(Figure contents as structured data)
◆ ◆ ◆ ◆ ◆
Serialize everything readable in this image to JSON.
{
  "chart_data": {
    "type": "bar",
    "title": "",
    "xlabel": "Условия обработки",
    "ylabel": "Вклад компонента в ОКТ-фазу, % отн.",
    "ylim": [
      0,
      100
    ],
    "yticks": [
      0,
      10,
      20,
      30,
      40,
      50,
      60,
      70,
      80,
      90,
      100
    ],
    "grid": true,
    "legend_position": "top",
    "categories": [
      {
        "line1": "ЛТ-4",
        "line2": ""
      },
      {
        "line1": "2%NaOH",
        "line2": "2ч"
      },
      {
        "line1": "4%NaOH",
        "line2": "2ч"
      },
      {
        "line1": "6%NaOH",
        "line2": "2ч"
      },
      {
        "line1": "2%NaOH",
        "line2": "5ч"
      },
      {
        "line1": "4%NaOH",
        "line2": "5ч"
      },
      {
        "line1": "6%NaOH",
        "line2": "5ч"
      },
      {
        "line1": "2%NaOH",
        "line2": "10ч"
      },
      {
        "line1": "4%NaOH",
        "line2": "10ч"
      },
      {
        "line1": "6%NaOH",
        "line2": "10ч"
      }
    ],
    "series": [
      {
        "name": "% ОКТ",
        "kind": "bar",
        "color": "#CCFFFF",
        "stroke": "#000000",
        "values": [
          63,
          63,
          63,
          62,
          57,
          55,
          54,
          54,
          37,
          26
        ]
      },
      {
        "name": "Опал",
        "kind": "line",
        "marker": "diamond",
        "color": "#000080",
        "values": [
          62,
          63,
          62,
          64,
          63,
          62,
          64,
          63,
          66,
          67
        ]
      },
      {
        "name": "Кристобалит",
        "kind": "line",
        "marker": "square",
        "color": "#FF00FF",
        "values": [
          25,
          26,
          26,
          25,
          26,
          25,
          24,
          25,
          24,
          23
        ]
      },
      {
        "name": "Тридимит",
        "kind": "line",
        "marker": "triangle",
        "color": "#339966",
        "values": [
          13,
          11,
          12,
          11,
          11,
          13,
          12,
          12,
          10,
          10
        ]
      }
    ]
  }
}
◆ ◆ ◆ ◆ ◆
In the records above, how many lines include "marker"? Give that number and nothing more.

### TASK RESULT
3